Records from a collection:
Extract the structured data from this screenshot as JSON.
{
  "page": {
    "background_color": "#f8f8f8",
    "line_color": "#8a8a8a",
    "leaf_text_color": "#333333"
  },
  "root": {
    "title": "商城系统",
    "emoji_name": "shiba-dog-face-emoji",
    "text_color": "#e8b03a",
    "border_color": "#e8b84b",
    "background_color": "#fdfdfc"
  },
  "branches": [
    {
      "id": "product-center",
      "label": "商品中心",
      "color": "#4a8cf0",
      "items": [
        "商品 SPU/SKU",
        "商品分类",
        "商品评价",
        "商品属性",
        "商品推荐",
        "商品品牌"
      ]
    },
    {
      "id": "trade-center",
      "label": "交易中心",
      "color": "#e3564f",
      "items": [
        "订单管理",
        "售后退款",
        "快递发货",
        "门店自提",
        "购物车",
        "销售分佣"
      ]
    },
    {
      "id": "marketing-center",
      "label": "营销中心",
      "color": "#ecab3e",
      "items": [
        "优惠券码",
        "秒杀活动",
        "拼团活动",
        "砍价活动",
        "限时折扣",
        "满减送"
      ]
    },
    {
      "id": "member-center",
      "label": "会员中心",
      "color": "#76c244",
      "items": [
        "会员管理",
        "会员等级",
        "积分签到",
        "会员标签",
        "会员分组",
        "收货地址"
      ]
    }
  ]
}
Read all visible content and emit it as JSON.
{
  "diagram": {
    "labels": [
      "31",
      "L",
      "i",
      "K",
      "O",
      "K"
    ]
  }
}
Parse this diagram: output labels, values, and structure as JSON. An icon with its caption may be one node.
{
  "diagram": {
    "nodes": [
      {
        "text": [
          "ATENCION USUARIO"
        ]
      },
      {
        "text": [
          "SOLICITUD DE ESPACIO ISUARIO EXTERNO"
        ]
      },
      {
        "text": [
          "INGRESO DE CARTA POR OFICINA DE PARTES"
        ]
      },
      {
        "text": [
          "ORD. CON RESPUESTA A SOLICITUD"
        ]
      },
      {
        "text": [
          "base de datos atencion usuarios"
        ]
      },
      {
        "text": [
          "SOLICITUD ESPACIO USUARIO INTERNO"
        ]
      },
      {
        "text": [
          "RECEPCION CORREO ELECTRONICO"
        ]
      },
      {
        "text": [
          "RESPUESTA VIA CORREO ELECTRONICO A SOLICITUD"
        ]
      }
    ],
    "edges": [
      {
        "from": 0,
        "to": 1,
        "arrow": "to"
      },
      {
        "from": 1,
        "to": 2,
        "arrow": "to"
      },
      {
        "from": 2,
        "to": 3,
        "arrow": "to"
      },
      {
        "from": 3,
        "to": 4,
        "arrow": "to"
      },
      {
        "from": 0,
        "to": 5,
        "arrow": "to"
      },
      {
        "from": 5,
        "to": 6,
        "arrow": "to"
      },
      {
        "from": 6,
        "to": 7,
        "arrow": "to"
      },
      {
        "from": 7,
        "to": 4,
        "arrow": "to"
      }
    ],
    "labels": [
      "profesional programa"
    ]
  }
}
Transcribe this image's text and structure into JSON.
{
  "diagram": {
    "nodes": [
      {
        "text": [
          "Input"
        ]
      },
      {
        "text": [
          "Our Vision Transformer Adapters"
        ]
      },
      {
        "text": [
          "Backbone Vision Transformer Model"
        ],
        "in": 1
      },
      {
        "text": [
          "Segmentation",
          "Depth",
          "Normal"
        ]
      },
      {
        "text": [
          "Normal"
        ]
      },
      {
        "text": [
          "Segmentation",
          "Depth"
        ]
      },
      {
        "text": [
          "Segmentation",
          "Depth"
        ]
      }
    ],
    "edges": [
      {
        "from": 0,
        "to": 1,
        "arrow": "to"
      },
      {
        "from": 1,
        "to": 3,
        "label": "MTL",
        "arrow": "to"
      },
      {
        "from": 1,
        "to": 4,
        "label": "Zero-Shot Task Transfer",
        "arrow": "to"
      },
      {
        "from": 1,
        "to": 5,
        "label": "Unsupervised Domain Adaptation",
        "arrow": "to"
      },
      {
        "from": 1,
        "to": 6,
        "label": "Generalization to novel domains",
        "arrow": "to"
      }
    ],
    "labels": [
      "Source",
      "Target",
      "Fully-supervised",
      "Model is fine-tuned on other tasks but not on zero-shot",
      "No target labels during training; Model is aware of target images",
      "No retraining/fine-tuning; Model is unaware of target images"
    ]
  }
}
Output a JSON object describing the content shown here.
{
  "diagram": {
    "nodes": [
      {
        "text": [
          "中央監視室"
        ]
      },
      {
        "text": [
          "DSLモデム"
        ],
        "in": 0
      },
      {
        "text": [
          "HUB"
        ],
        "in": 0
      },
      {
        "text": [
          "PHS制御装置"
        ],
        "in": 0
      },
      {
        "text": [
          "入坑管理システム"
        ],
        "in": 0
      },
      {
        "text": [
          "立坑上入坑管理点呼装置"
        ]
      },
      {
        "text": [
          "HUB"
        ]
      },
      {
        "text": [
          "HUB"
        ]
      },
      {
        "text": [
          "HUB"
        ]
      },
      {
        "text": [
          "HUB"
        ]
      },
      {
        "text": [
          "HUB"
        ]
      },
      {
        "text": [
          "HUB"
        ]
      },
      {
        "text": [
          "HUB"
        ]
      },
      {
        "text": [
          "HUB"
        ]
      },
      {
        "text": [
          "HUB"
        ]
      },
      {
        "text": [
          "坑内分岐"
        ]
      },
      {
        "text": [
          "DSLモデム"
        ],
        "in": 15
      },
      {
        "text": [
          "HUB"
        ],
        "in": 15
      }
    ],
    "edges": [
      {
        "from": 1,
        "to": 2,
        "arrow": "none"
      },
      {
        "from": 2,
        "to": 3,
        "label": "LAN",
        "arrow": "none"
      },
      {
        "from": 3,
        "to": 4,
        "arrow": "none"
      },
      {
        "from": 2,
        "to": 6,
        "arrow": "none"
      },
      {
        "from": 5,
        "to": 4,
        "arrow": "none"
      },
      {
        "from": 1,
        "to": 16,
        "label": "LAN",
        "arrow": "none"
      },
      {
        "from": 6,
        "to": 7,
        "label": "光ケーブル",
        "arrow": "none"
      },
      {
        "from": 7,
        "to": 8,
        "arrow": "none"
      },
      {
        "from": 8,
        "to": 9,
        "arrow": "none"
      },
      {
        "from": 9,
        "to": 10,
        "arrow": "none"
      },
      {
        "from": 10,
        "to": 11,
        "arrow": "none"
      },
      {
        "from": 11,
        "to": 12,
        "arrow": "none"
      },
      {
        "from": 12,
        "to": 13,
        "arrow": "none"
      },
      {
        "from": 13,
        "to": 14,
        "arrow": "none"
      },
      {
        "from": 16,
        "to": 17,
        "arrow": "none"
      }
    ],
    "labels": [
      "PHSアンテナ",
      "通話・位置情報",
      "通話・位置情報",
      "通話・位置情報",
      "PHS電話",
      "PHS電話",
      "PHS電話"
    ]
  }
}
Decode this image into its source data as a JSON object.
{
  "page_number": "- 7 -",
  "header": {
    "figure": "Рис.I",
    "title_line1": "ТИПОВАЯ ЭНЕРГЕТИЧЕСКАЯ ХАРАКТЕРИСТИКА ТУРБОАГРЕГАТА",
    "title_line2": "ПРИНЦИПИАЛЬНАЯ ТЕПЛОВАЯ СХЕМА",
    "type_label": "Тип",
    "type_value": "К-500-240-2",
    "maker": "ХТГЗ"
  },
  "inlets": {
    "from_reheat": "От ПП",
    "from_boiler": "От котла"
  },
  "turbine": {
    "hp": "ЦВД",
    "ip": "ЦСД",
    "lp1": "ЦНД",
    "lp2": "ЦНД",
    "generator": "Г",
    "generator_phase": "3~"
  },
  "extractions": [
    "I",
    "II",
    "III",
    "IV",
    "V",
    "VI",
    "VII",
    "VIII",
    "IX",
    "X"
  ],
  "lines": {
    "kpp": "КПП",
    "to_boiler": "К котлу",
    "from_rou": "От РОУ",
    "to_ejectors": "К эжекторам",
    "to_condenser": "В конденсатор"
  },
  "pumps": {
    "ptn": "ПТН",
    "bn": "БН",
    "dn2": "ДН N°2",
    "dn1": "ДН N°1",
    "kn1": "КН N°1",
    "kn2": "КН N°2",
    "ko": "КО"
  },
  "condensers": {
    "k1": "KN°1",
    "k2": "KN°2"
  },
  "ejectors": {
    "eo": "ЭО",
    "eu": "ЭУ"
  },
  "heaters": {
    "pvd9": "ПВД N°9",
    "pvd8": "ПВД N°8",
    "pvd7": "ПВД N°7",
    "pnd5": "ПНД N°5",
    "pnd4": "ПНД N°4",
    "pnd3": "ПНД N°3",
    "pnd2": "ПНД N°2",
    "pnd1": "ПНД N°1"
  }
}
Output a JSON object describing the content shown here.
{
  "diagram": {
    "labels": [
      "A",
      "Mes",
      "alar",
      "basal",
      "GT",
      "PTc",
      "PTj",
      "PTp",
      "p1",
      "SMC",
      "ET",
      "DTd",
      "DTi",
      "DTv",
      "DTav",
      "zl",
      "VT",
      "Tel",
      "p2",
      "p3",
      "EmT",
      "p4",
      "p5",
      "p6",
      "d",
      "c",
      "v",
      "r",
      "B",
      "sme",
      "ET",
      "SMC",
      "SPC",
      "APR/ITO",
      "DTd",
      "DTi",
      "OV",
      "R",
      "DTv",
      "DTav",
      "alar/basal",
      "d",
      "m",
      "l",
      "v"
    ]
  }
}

Problem details:
Select every line where the word "Vision" occurs.

Answer to this exercise:
          "Our Vision Transformer Adapters"
          "Backbone Vision Transformer Model"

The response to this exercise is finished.